::: TEXT PASSAGE :::

# LF: Front Loader Washing machine technician



## CRS Fan (Apr 21, 2010)

LF Fridgidaire Front Loader Washing machine tech. It looks like I need to replace the electical panel in my machine and was looking for someone who could help. The panel blinks and flashes and seems to now be shot. I've never had a problem with this machine until today (as it was bought new). The model number is GLTF2940FS1.

Best regards,

Stuart


----------



## gklaw (May 31, 2010)

Hi Stuart :

First step is to call Reliable Parts with your make and model # to find out the cost for part. They are usually just plug and play to replace.


----------



## CRS Fan (Apr 21, 2010)

So now it appears my washer is intermitent. Does anyone have any troubleshooting skills? Any help would be greatly appreciated.


----------



## Aquaman (Apr 21, 2010)

can you remove the cover to access the electrical panel? Unplug the thing and check for a loose wire at the control panel.


----------



## CRS Fan (Apr 21, 2010)

Hey Bill. 

Thanks for the tip, Bill. I had a tech come over to check and it IS the control panel, SO I'm getting it replaced on Tuesday ! $300 for parts and labour is still cheaper than $840 for a new one at Future Shop. I love my front loader and i have never had anything mechanical go wrong with it ever.

Best regards,

Stuart


----------

::: INFORMATION SHOWN :::

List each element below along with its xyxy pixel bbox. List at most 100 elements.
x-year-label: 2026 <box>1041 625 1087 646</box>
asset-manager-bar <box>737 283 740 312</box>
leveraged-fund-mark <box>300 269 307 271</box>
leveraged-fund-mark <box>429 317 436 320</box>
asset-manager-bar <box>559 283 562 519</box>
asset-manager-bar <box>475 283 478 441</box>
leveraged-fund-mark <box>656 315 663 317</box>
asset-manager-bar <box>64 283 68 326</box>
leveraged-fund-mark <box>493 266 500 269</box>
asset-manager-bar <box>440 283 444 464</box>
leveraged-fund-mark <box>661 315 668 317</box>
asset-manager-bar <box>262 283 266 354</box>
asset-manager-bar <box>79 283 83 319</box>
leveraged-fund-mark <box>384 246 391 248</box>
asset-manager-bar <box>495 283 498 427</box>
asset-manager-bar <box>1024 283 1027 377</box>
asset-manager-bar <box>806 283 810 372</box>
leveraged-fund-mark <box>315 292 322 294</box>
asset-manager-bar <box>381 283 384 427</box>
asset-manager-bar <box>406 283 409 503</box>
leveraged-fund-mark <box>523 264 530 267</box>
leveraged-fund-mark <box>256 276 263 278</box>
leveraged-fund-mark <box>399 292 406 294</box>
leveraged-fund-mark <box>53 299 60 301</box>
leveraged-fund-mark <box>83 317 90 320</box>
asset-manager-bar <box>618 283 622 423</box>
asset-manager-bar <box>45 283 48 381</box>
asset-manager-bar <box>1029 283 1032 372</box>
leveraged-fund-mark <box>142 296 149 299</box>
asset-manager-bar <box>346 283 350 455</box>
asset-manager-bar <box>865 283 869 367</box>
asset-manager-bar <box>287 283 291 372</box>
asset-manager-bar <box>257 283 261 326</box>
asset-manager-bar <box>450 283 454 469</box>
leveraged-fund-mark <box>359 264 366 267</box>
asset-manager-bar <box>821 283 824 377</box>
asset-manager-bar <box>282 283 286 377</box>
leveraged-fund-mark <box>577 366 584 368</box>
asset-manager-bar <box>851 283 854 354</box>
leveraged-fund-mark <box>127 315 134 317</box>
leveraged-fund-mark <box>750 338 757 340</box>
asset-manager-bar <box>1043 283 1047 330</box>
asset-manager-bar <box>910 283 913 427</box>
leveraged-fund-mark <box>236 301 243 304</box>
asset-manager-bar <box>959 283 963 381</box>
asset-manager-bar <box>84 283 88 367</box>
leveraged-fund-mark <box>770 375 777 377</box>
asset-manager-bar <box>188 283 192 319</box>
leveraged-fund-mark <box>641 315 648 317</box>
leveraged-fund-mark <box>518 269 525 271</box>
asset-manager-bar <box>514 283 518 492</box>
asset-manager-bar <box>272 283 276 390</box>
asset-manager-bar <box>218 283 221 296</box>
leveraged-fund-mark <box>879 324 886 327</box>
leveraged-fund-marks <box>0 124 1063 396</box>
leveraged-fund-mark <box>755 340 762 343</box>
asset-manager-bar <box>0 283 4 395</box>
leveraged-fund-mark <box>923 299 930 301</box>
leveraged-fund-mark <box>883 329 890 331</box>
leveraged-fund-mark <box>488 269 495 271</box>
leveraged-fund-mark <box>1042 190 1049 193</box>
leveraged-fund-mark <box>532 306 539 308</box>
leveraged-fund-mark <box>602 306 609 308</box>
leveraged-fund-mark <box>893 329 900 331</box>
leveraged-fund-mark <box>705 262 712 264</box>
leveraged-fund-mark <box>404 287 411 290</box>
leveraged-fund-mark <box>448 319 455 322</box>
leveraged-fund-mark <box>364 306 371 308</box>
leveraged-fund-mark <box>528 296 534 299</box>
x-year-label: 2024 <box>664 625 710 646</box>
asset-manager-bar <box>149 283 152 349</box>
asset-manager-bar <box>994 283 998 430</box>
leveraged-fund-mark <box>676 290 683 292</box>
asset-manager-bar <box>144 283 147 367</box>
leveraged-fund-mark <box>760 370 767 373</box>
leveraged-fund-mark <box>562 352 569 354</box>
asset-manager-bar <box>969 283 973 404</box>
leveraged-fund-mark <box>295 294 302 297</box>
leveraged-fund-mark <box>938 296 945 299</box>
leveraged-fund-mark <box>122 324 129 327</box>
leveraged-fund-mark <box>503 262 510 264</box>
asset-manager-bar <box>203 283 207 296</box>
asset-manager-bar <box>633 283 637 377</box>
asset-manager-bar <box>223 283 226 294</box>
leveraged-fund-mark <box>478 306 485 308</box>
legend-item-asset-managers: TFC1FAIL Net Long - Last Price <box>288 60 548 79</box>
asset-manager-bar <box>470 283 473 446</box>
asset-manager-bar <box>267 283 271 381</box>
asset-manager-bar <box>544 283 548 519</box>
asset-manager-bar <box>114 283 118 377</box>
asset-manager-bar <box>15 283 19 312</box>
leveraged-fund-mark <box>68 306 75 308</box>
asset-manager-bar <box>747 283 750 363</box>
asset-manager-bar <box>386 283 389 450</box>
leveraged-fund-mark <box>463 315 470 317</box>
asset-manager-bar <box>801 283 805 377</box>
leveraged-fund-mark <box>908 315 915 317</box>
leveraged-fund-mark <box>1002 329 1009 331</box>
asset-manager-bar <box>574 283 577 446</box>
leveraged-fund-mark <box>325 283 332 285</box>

:::

### EXERCISE BRIEF:
Quote the part of the washer repair thread that begins with the words containing "## Aquaman (Apr" and ends with "with it ever.". These records have no connection to the washer repair thread.

### FULL SOLUTION:
## Aquaman (Apr 21, 2010)

can you remove the cover to access the electrical panel? Unplug the thing and check for a loose wire at the control panel.


----------



## CRS Fan (Apr 21, 2010)

Hey Bill. 

Thanks for the tip, Bill. I had a tech come over to check and it IS the control panel, SO I'm getting it replaced on Tuesday ! $300 for parts and labour is still cheaper than $840 for a new one at Future Shop. I love my front loader and i have never had anything mechanical go wrong with it ever.